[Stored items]
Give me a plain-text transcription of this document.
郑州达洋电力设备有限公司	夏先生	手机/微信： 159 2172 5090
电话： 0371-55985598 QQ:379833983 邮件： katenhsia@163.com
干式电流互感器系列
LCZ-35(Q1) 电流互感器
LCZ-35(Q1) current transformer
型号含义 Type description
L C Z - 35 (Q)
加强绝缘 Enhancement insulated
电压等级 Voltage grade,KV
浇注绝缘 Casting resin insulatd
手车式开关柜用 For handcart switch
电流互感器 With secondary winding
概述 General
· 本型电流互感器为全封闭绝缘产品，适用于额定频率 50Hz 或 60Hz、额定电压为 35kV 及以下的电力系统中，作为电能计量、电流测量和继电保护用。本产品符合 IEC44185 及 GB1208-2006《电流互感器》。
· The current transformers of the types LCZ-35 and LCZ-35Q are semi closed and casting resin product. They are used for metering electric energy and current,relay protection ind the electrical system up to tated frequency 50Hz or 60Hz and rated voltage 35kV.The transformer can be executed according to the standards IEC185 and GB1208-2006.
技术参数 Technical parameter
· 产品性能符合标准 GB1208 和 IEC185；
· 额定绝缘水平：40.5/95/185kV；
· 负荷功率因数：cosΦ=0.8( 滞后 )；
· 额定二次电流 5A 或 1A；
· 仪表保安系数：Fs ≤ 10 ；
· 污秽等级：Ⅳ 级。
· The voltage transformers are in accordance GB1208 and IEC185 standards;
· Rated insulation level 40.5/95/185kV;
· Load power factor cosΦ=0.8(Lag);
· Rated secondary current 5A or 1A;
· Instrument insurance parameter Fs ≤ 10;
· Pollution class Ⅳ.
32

### PROBLEM DETAILS
Transcribe all of the material exactly. Omit nothing.

### REPLY TO THE TASK
Give me a plain-text transcription of this document.
郑州达洋电力设备有限公司	夏先生	手机/微信： 159 2172 5090
电话： 0371-55985598 QQ:379833983 邮件： katenhsia@163.com
干式电流互感器系列
LCZ-35(Q1) 电流互感器
LCZ-35(Q1) current transformer
型号含义 Type description
L C Z - 35 (Q)
加强绝缘 Enhancement insulated
电压等级 Voltage grade,KV
浇注绝缘 Casting resin insulatd
手车式开关柜用 For handcart switch
电流互感器 With secondary winding
概述 General
· 本型电流互感器为全封闭绝缘产品，适用于额定频率 50Hz 或 60Hz、额定电压为 35kV 及以下的电力系统中，作为电能计量、电流测量和继电保护用。本产品符合 IEC44185 及 GB1208-2006《电流互感器》。
· The current transformers of the types LCZ-35 and LCZ-35Q are semi closed and casting resin product. They are used for metering electric energy and current,relay protection ind the electrical system up to tated frequency 50Hz or 60Hz and rated voltage 35kV.The transformer can be executed according to the standards IEC185 and GB1208-2006.
技术参数 Technical parameter
· 产品性能符合标准 GB1208 和 IEC185；
· 额定绝缘水平：40.5/95/185kV；
· 负荷功率因数：cosΦ=0.8( 滞后 )；
· 额定二次电流 5A 或 1A；
· 仪表保安系数：Fs ≤ 10 ；
· 污秽等级：Ⅳ 级。
· The voltage transformers are in accordance GB1208 and IEC185 standards;
· Rated insulation level 40.5/95/185kV;
· Load power factor cosΦ=0.8(Lag);
· Rated secondary current 5A or 1A;
· Instrument insurance parameter Fs ≤ 10;
· Pollution class Ⅳ.
32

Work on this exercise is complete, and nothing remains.